(AIM OF THE TASK) Retype the records that come next, word for word.

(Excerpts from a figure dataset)
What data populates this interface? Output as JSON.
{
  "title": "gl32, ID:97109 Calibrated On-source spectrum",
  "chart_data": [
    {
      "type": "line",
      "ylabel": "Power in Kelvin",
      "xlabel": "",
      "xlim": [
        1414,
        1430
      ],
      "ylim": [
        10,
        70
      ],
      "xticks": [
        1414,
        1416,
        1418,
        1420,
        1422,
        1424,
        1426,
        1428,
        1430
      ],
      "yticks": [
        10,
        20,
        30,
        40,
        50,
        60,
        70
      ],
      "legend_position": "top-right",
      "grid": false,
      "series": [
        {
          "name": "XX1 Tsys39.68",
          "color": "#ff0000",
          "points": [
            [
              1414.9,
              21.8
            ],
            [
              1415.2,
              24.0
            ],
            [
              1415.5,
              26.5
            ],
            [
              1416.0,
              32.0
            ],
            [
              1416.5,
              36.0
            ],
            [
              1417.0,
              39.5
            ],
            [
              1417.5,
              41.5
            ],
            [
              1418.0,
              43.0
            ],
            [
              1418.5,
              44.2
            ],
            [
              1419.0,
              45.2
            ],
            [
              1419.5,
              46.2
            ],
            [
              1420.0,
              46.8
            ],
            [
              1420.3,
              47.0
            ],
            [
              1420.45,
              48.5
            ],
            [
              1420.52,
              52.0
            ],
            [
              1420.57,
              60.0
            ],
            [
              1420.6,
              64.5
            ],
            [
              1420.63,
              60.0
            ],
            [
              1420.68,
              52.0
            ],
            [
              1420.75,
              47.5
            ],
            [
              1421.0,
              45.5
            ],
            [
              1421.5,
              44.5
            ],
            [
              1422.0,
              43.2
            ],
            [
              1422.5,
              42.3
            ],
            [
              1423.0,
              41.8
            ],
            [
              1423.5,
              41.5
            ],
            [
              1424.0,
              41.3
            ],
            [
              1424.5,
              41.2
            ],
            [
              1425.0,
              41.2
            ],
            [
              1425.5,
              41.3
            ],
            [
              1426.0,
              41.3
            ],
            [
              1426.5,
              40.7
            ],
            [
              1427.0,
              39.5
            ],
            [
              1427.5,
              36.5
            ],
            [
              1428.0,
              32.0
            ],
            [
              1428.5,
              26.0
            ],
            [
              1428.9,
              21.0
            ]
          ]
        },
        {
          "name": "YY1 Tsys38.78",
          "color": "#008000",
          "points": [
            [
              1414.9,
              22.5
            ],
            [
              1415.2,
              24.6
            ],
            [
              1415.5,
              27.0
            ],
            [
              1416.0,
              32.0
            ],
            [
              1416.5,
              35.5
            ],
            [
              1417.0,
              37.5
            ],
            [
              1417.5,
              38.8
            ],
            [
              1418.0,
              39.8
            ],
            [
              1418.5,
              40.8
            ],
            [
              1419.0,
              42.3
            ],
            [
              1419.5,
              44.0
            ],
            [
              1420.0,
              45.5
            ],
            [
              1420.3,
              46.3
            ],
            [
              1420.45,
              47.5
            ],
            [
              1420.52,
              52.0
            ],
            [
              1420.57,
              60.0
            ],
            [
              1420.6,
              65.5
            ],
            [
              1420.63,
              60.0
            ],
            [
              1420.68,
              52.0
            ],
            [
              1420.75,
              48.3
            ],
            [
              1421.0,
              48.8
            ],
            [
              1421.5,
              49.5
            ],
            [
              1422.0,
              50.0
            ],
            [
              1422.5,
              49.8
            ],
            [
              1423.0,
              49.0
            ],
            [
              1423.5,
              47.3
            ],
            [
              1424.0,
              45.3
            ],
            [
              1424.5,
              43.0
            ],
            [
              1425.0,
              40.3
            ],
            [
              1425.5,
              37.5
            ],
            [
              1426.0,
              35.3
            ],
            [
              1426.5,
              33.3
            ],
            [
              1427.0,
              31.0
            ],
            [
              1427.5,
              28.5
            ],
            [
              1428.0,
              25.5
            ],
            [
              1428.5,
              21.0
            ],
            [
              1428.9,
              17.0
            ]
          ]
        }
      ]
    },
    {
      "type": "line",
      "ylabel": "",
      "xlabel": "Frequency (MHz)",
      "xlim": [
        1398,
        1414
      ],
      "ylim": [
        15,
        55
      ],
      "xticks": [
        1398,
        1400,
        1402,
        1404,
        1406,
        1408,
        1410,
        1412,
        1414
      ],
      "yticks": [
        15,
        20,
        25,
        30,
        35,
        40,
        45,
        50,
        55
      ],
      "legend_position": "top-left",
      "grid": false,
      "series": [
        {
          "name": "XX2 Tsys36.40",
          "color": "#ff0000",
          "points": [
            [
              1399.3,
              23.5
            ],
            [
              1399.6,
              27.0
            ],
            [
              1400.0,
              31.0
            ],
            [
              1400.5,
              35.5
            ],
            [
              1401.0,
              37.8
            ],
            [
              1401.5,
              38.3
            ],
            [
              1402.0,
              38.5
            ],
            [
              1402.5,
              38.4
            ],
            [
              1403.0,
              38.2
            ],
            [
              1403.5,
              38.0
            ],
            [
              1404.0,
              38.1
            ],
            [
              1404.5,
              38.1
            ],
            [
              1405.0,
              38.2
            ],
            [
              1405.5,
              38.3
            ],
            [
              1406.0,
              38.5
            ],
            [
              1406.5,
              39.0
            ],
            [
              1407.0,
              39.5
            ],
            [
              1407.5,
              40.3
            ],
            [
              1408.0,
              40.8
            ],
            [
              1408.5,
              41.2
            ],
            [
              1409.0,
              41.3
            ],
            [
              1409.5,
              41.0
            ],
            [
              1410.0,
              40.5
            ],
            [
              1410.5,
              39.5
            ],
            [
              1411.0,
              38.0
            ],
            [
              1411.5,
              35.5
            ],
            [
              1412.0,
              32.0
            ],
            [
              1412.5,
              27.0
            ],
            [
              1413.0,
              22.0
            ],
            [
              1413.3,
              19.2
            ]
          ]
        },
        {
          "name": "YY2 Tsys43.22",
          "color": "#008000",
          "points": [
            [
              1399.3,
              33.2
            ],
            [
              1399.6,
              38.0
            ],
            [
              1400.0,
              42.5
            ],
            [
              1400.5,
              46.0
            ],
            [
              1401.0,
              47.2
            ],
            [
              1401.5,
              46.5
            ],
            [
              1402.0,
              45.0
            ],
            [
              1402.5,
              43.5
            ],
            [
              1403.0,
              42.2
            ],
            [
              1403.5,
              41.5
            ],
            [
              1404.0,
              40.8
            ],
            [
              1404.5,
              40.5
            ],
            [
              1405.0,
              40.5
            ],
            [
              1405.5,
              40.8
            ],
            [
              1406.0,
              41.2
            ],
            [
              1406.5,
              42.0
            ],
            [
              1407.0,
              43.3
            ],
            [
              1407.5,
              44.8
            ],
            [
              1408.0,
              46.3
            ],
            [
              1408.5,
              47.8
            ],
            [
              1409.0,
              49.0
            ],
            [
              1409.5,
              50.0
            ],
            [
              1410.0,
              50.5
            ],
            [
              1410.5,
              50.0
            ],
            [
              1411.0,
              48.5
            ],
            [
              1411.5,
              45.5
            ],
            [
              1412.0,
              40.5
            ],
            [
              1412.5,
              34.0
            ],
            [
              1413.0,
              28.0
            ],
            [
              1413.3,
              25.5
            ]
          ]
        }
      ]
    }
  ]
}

(ANSWER TO THIS EXERCISE)
What data populates this interface? Output as JSON.
{
  "title": "gl32, ID:97109 Calibrated On-source spectrum",
  "chart_data": [
    {
      "type": "line",
      "ylabel": "Power in Kelvin",
      "xlabel": "",
      "xlim": [
        1414,
        1430
      ],
      "ylim": [
        10,
        70
      ],
      "xticks": [
        1414,
        1416,
        1418,
        1420,
        1422,
        1424,
        1426,
        1428,
        1430
      ],
      "yticks": [
        10,
        20,
        30,
        40,
        50,
        60,
        70
      ],
      "legend_position": "top-right",
      "grid": false,
      "series": [
        {
          "name": "XX1 Tsys39.68",
          "color": "#ff0000",
          "points": [
            [
              1414.9,
              21.8
            ],
            [
              1415.2,
              24.0
            ],
            [
              1415.5,
              26.5
            ],
            [
              1416.0,
              32.0
            ],
            [
              1416.5,
              36.0
            ],
            [
              1417.0,
              39.5
            ],
            [
              1417.5,
              41.5
            ],
            [
              1418.0,
              43.0
            ],
            [
              1418.5,
              44.2
            ],
            [
              1419.0,
              45.2
            ],
            [
              1419.5,
              46.2
            ],
            [
              1420.0,
              46.8
            ],
            [
              1420.3,
              47.0
            ],
            [
              1420.45,
              48.5
            ],
            [
              1420.52,
              52.0
            ],
            [
              1420.57,
              60.0
            ],
            [
              1420.6,
              64.5
            ],
            [
              1420.63,
              60.0
            ],
            [
              1420.68,
              52.0
            ],
            [
              1420.75,
              47.5
            ],
            [
              1421.0,
              45.5
            ],
            [
              1421.5,
              44.5
            ],
            [
              1422.0,
              43.2
            ],
            [
              1422.5,
              42.3
            ],
            [
              1423.0,
              41.8
            ],
            [
              1423.5,
              41.5
            ],
            [
              1424.0,
              41.3
            ],
            [
              1424.5,
              41.2
            ],
            [
              1425.0,
              41.2
            ],
            [
              1425.5,
              41.3
            ],
            [
              1426.0,
              41.3
            ],
            [
              1426.5,
              40.7
            ],
            [
              1427.0,
              39.5
            ],
            [
              1427.5,
              36.5
            ],
            [
              1428.0,
              32.0
            ],
            [
              1428.5,
              26.0
            ],
            [
              1428.9,
              21.0
            ]
          ]
        },
        {
          "name": "YY1 Tsys38.78",
          "color": "#008000",
          "points": [
            [
              1414.9,
              22.5
            ],
            [
              1415.2,
              24.6
            ],
            [
              1415.5,
              27.0
            ],
            [
              1416.0,
              32.0
            ],
            [
              1416.5,
              35.5
            ],
            [
              1417.0,
              37.5
            ],
            [
              1417.5,
              38.8
            ],
            [
              1418.0,
              39.8
            ],
            [
              1418.5,
              40.8
            ],
            [
              1419.0,
              42.3
            ],
            [
              1419.5,
              44.0
            ],
            [
              1420.0,
              45.5
            ],
            [
              1420.3,
              46.3
            ],
            [
              1420.45,
              47.5
            ],
            [
              1420.52,
              52.0
            ],
            [
              1420.57,
              60.0
            ],
            [
              1420.6,
              65.5
            ],
            [
              1420.63,
              60.0
            ],
            [
              1420.68,
              52.0
            ],
            [
              1420.75,
              48.3
            ],
            [
              1421.0,
              48.8
            ],
            [
              1421.5,
              49.5
            ],
            [
              1422.0,
              50.0
            ],
            [
              1422.5,
              49.8
            ],
            [
              1423.0,
              49.0
            ],
            [
              1423.5,
              47.3
            ],
            [
              1424.0,
              45.3
            ],
            [
              1424.5,
              43.0
            ],
            [
              1425.0,
              40.3
            ],
            [
              1425.5,
              37.5
            ],
            [
              1426.0,
              35.3
            ],
            [
              1426.5,
              33.3
            ],
            [
              1427.0,
              31.0
            ],
            [
              1427.5,
              28.5
            ],
            [
              1428.0,
              25.5
            ],
            [
              1428.5,
              21.0
            ],
            [
              1428.9,
              17.0
            ]
          ]
        }
      ]
    },
    {
      "type": "line",
      "ylabel": "",
      "xlabel": "Frequency (MHz)",
      "xlim": [
        1398,
        1414
      ],
      "ylim": [
        15,
        55
      ],
      "xticks": [
        1398,
        1400,
        1402,
        1404,
        1406,
        1408,
        1410,
        1412,
        1414
      ],
      "yticks": [
        15,
        20,
        25,
        30,
        35,
        40,
        45,
        50,
        55
      ],
      "legend_position": "top-left",
      "grid": false,
      "series": [
        {
          "name": "XX2 Tsys36.40",
          "color": "#ff0000",
          "points": [
            [
              1399.3,
              23.5
            ],
            [
              1399.6,
              27.0
            ],
            [
              1400.0,
              31.0
            ],
            [
              1400.5,
              35.5
            ],
            [
              1401.0,
              37.8
            ],
            [
              1401.5,
              38.3
            ],
            [
              1402.0,
              38.5
            ],
            [
              1402.5,
              38.4
            ],
            [
              1403.0,
              38.2
            ],
            [
              1403.5,
              38.0
            ],
            [
              1404.0,
              38.1
            ],
            [
              1404.5,
              38.1
            ],
            [
              1405.0,
              38.2
            ],
            [
              1405.5,
              38.3
            ],
            [
              1406.0,
              38.5
            ],
            [
              1406.5,
              39.0
            ],
            [
              1407.0,
              39.5
            ],
            [
              1407.5,
              40.3
            ],
            [
              1408.0,
              40.8
            ],
            [
              1408.5,
              41.2
            ],
            [
              1409.0,
              41.3
            ],
            [
              1409.5,
              41.0
            ],
            [
              1410.0,
              40.5
            ],
            [
              1410.5,
              39.5
            ],
            [
              1411.0,
              38.0
            ],
            [
              1411.5,
              35.5
            ],
            [
              1412.0,
              32.0
            ],
            [
              1412.5,
              27.0
            ],
            [
              1413.0,
              22.0
            ],
            [
              1413.3,
              19.2
            ]
          ]
        },
        {
          "name": "YY2 Tsys43.22",
          "color": "#008000",
          "points": [
            [
              1399.3,
              33.2
            ],
            [
              1399.6,
              38.0
            ],
            [
              1400.0,
              42.5
            ],
            [
              1400.5,
              46.0
            ],
            [
              1401.0,
              47.2
            ],
            [
              1401.5,
              46.5
            ],
            [
              1402.0,
              45.0
            ],
            [
              1402.5,
              43.5
            ],
            [
              1403.0,
              42.2
            ],
            [
              1403.5,
              41.5
            ],
            [
              1404.0,
              40.8
            ],
            [
              1404.5,
              40.5
            ],
            [
              1405.0,
              40.5
            ],
            [
              1405.5,
              40.8
            ],
            [
              1406.0,
              41.2
            ],
            [
              1406.5,
              42.0
            ],
            [
              1407.0,
              43.3
            ],
            [
              1407.5,
              44.8
            ],
            [
              1408.0,
              46.3
            ],
            [
              1408.5,
              47.8
            ],
            [
              1409.0,
              49.0
            ],
            [
              1409.5,
              50.0
            ],
            [
              1410.0,
              50.5
            ],
            [
              1410.5,
              50.0
            ],
            [
              1411.0,
              48.5
            ],
            [
              1411.5,
              45.5
            ],
            [
              1412.0,
              40.5
            ],
            [
              1412.5,
              34.0
            ],
            [
              1413.0,
              28.0
            ],
            [
              1413.3,
              25.5
            ]
          ]
        }
      ]
    }
  ]
}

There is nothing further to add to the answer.